Given instruction → What follows is a set of records, each of which is to be written out exactly.

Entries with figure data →
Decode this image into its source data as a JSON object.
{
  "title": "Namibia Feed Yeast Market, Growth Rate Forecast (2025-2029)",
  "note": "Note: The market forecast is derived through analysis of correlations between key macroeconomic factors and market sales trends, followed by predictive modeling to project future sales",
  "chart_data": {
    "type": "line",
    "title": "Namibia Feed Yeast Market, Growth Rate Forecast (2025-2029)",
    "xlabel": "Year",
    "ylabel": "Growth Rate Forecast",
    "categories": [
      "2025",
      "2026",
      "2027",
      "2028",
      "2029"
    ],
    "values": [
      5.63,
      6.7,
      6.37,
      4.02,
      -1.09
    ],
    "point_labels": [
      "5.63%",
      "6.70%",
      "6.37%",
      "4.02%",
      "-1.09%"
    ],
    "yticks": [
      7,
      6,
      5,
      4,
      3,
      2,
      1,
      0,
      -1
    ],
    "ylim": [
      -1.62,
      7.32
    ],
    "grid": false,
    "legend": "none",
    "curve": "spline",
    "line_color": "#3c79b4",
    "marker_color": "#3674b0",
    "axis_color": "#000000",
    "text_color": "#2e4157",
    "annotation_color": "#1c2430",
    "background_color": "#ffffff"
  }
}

Answer for this exercise →
Decode this image into its source data as a JSON object.
{
  "title": "Namibia Feed Yeast Market, Growth Rate Forecast (2025-2029)",
  "note": "Note: The market forecast is derived through analysis of correlations between key macroeconomic factors and market sales trends, followed by predictive modeling to project future sales",
  "chart_data": {
    "type": "line",
    "title": "Namibia Feed Yeast Market, Growth Rate Forecast (2025-2029)",
    "xlabel": "Year",
    "ylabel": "Growth Rate Forecast",
    "categories": [
      "2025",
      "2026",
      "2027",
      "2028",
      "2029"
    ],
    "values": [
      5.63,
      6.7,
      6.37,
      4.02,
      -1.09
    ],
    "point_labels": [
      "5.63%",
      "6.70%",
      "6.37%",
      "4.02%",
      "-1.09%"
    ],
    "yticks": [
      7,
      6,
      5,
      4,
      3,
      2,
      1,
      0,
      -1
    ],
    "ylim": [
      -1.62,
      7.32
    ],
    "grid": false,
    "legend": "none",
    "curve": "spline",
    "line_color": "#3c79b4",
    "marker_color": "#3674b0",
    "axis_color": "#000000",
    "text_color": "#2e4157",
    "annotation_color": "#1c2430",
    "background_color": "#ffffff"
  }
}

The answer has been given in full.